(Your objective): Restate the data exactly as given and keep the pictures out.

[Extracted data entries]
— begin —

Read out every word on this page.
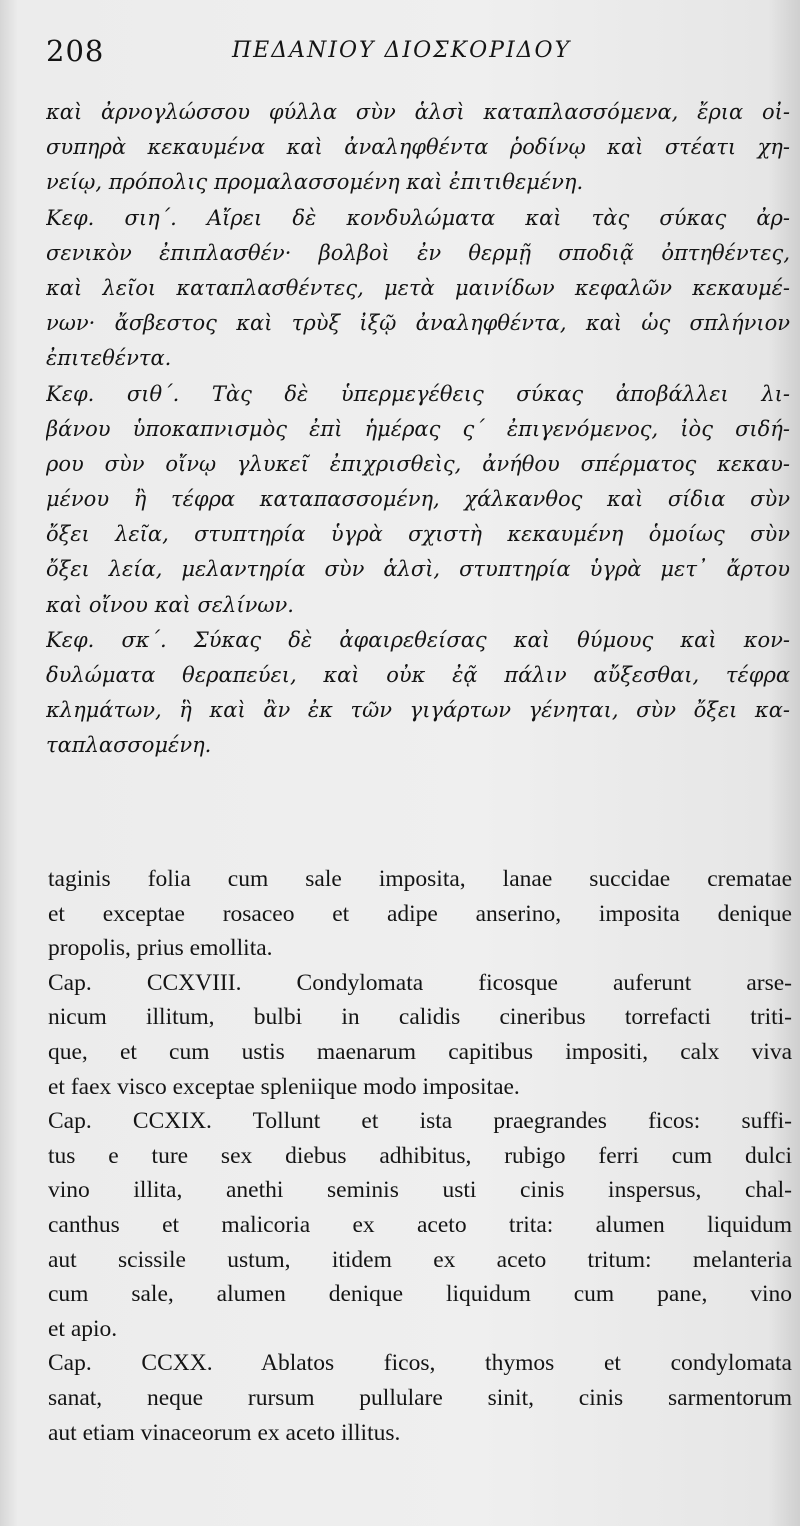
208	ΠΕΔΑΝΙΟΥ ΔΙΟΣΚΟΡΙΔΟΥ
καὶ ἀρνογλώσσου φύλλα σὺν ἁλσὶ καταπλασσόμενα, ἔρια οἰ-
συπηρὰ κεκαυμένα καὶ ἀναληφθέντα ῥοδίνῳ καὶ στέατι χη-
νείῳ, πρόπολις προμαλασσομένη καὶ ἐπιτιθεμένη.
Κεφ. σιη΄. Αἴρει δὲ κονδυλώματα καὶ τὰς σύκας ἀρ-
σενικὸν ἐπιπλασθέν· βολβοὶ ἐν θερμῇ σποδιᾷ ὀπτηθέντες,
καὶ λεῖοι καταπλασθέντες, μετὰ μαινίδων κεφαλῶν κεκαυμέ-
νων· ἄσβεστος καὶ τρὺξ ἰξῷ ἀναληφθέντα, καὶ ὡς σπλήνιον
ἐπιτεθέντα.
Κεφ. σιθ΄. Τὰς δὲ ὑπερμεγέθεις σύκας ἀποβάλλει λι-
βάνου ὑποκαπνισμὸς ἐπὶ ἡμέρας ς΄ ἐπιγενόμενος, ἰὸς σιδή-
ρου σὺν οἴνῳ γλυκεῖ ἐπιχρισθεὶς, ἀνήθου σπέρματος κεκαυ-
μένου ἢ τέφρα καταπασσομένη, χάλκανθος καὶ σίδια σὺν
ὄξει λεῖα, στυπτηρία ὑγρὰ σχιστὴ κεκαυμένη ὁμοίως σὺν
ὄξει λεία, μελαντηρία σὺν ἁλσὶ, στυπτηρία ὑγρὰ μετ᾽ ἄρτου
καὶ οἴνου καὶ σελίνων.
Κεφ. σκ΄. Σύκας δὲ ἀφαιρεθείσας καὶ θύμους καὶ κον-
δυλώματα θεραπεύει, καὶ οὐκ ἐᾷ πάλιν αὔξεσθαι, τέφρα
κλημάτων, ἣ καὶ ἂν ἐκ τῶν γιγάρτων γένηται, σὺν ὄξει κα-
ταπλασσομένη.
taginis folia cum sale imposita, lanae succidae crematae
et exceptae rosaceo et adipe anserino, imposita denique
propolis, prius emollita.
Cap. CCXVIII. Condylomata ficosque auferunt arse-
nicum illitum, bulbi in calidis cineribus torrefacti triti-
que, et cum ustis maenarum capitibus impositi, calx viva
et faex visco exceptae spleniique modo impositae.
Cap. CCXIX. Tollunt et ista praegrandes ficos: suffi-
tus e ture sex diebus adhibitus, rubigo ferri cum dulci
vino illita, anethi seminis usti cinis inspersus, chal-
canthus et malicoria ex aceto trita: alumen liquidum
aut scissile ustum, itidem ex aceto tritum: melanteria
cum sale, alumen denique liquidum cum pane, vino
et apio.
Cap. CCXX. Ablatos ficos, thymos et condylomata
sanat, neque rursum pullulare sinit, cinis sarmentorum
aut etiam vinaceorum ex aceto illitus.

— end —

(Output below):
Read out every word on this page.
208	ΠΕΔΑΝΙΟΥ ΔΙΟΣΚΟΡΙΔΟΥ
καὶ ἀρνογλώσσου φύλλα σὺν ἁλσὶ καταπλασσόμενα, ἔρια οἰ-
συπηρὰ κεκαυμένα καὶ ἀναληφθέντα ῥοδίνῳ καὶ στέατι χη-
νείῳ, πρόπολις προμαλασσομένη καὶ ἐπιτιθεμένη.
Κεφ. σιη΄. Αἴρει δὲ κονδυλώματα καὶ τὰς σύκας ἀρ-
σενικὸν ἐπιπλασθέν· βολβοὶ ἐν θερμῇ σποδιᾷ ὀπτηθέντες,
καὶ λεῖοι καταπλασθέντες, μετὰ μαινίδων κεφαλῶν κεκαυμέ-
νων· ἄσβεστος καὶ τρὺξ ἰξῷ ἀναληφθέντα, καὶ ὡς σπλήνιον
ἐπιτεθέντα.
Κεφ. σιθ΄. Τὰς δὲ ὑπερμεγέθεις σύκας ἀποβάλλει λι-
βάνου ὑποκαπνισμὸς ἐπὶ ἡμέρας ς΄ ἐπιγενόμενος, ἰὸς σιδή-
ρου σὺν οἴνῳ γλυκεῖ ἐπιχρισθεὶς, ἀνήθου σπέρματος κεκαυ-
μένου ἢ τέφρα καταπασσομένη, χάλκανθος καὶ σίδια σὺν
ὄξει λεῖα, στυπτηρία ὑγρὰ σχιστὴ κεκαυμένη ὁμοίως σὺν
ὄξει λεία, μελαντηρία σὺν ἁλσὶ, στυπτηρία ὑγρὰ μετ᾽ ἄρτου
καὶ οἴνου καὶ σελίνων.
Κεφ. σκ΄. Σύκας δὲ ἀφαιρεθείσας καὶ θύμους καὶ κον-
δυλώματα θεραπεύει, καὶ οὐκ ἐᾷ πάλιν αὔξεσθαι, τέφρα
κλημάτων, ἣ καὶ ἂν ἐκ τῶν γιγάρτων γένηται, σὺν ὄξει κα-
ταπλασσομένη.
taginis folia cum sale imposita, lanae succidae crematae
et exceptae rosaceo et adipe anserino, imposita denique
propolis, prius emollita.
Cap. CCXVIII. Condylomata ficosque auferunt arse-
nicum illitum, bulbi in calidis cineribus torrefacti triti-
que, et cum ustis maenarum capitibus impositi, calx viva
et faex visco exceptae spleniique modo impositae.
Cap. CCXIX. Tollunt et ista praegrandes ficos: suffi-
tus e ture sex diebus adhibitus, rubigo ferri cum dulci
vino illita, anethi seminis usti cinis inspersus, chal-
canthus et malicoria ex aceto trita: alumen liquidum
aut scissile ustum, itidem ex aceto tritum: melanteria
cum sale, alumen denique liquidum cum pane, vino
et apio.
Cap. CCXX. Ablatos ficos, thymos et condylomata
sanat, neque rursum pullulare sinit, cinis sarmentorum
aut etiam vinaceorum ex aceto illitus.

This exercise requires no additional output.